[Problem to solve]
Exactly as written, quote every line that follows, skipping the images.

[Records for the task]
________________________
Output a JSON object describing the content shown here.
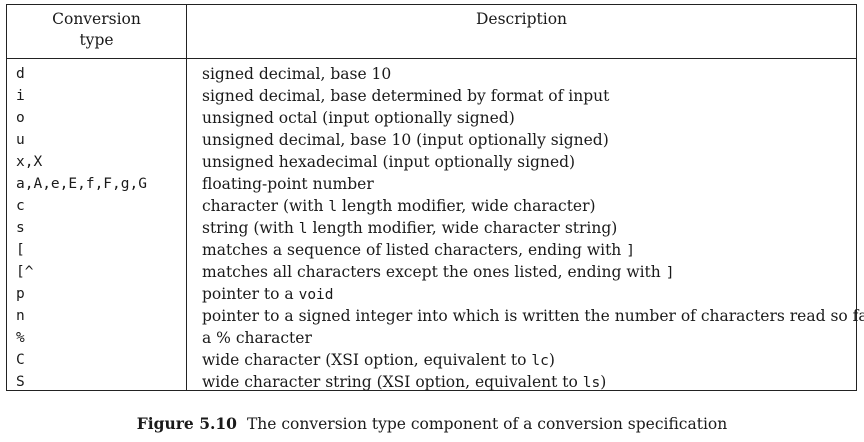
{
  "table": {
    "header": {
      "col1_line1": "Conversion",
      "col1_line2": "type",
      "col2": "Description"
    },
    "rows": [
      {
        "type": "d",
        "desc": [
          "signed decimal, base 10"
        ]
      },
      {
        "type": "i",
        "desc": [
          "signed decimal, base determined by format of input"
        ]
      },
      {
        "type": "o",
        "desc": [
          "unsigned octal (input optionally signed)"
        ]
      },
      {
        "type": "u",
        "desc": [
          "unsigned decimal, base 10 (input optionally signed)"
        ]
      },
      {
        "type": "x,X",
        "desc": [
          "unsigned hexadecimal (input optionally signed)"
        ]
      },
      {
        "type": "a,A,e,E,f,F,g,G",
        "desc": [
          "floating-point number"
        ]
      },
      {
        "type": "c",
        "desc": [
          "character (with ",
          "l",
          " length modifier, wide character)"
        ]
      },
      {
        "type": "s",
        "desc": [
          "string (with ",
          "l",
          " length modifier, wide character string)"
        ]
      },
      {
        "type": "[",
        "desc": [
          "matches a sequence of listed characters, ending with ",
          "]",
          ""
        ]
      },
      {
        "type": "[^",
        "desc": [
          "matches all characters except the ones listed, ending with ",
          "]",
          ""
        ]
      },
      {
        "type": "p",
        "desc": [
          "pointer to a ",
          "void",
          ""
        ]
      },
      {
        "type": "n",
        "desc": [
          "pointer to a signed integer into which is written the number of characters read so far"
        ]
      },
      {
        "type": "%",
        "desc": [
          "a % character"
        ]
      },
      {
        "type": "C",
        "desc": [
          "wide character (XSI option, equivalent to ",
          "lc",
          ")"
        ]
      },
      {
        "type": "S",
        "desc": [
          "wide character string (XSI option, equivalent to ",
          "ls",
          ")"
        ]
      }
    ]
  },
  "caption": {
    "label": "Figure 5.10",
    "text": "The conversion type component of a conversion specification"
  }
}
________________________
[Full response]
Output a JSON object describing the content shown here.
{
  "table": {
    "header": {
      "col1_line1": "Conversion",
      "col1_line2": "type",
      "col2": "Description"
    },
    "rows": [
      {
        "type": "d",
        "desc": [
          "signed decimal, base 10"
        ]
      },
      {
        "type": "i",
        "desc": [
          "signed decimal, base determined by format of input"
        ]
      },
      {
        "type": "o",
        "desc": [
          "unsigned octal (input optionally signed)"
        ]
      },
      {
        "type": "u",
        "desc": [
          "unsigned decimal, base 10 (input optionally signed)"
        ]
      },
      {
        "type": "x,X",
        "desc": [
          "unsigned hexadecimal (input optionally signed)"
        ]
      },
      {
        "type": "a,A,e,E,f,F,g,G",
        "desc": [
          "floating-point number"
        ]
      },
      {
        "type": "c",
        "desc": [
          "character (with ",
          "l",
          " length modifier, wide character)"
        ]
      },
      {
        "type": "s",
        "desc": [
          "string (with ",
          "l",
          " length modifier, wide character string)"
        ]
      },
      {
        "type": "[",
        "desc": [
          "matches a sequence of listed characters, ending with ",
          "]",
          ""
        ]
      },
      {
        "type": "[^",
        "desc": [
          "matches all characters except the ones listed, ending with ",
          "]",
          ""
        ]
      },
      {
        "type": "p",
        "desc": [
          "pointer to a ",
          "void",
          ""
        ]
      },
      {
        "type": "n",
        "desc": [
          "pointer to a signed integer into which is written the number of characters read so far"
        ]
      },
      {
        "type": "%",
        "desc": [
          "a % character"
        ]
      },
      {
        "type": "C",
        "desc": [
          "wide character (XSI option, equivalent to ",
          "lc",
          ")"
        ]
      },
      {
        "type": "S",
        "desc": [
          "wide character string (XSI option, equivalent to ",
          "ls",
          ")"
        ]
      }
    ]
  },
  "caption": {
    "label": "Figure 5.10",
    "text": "The conversion type component of a conversion specification"
  }
}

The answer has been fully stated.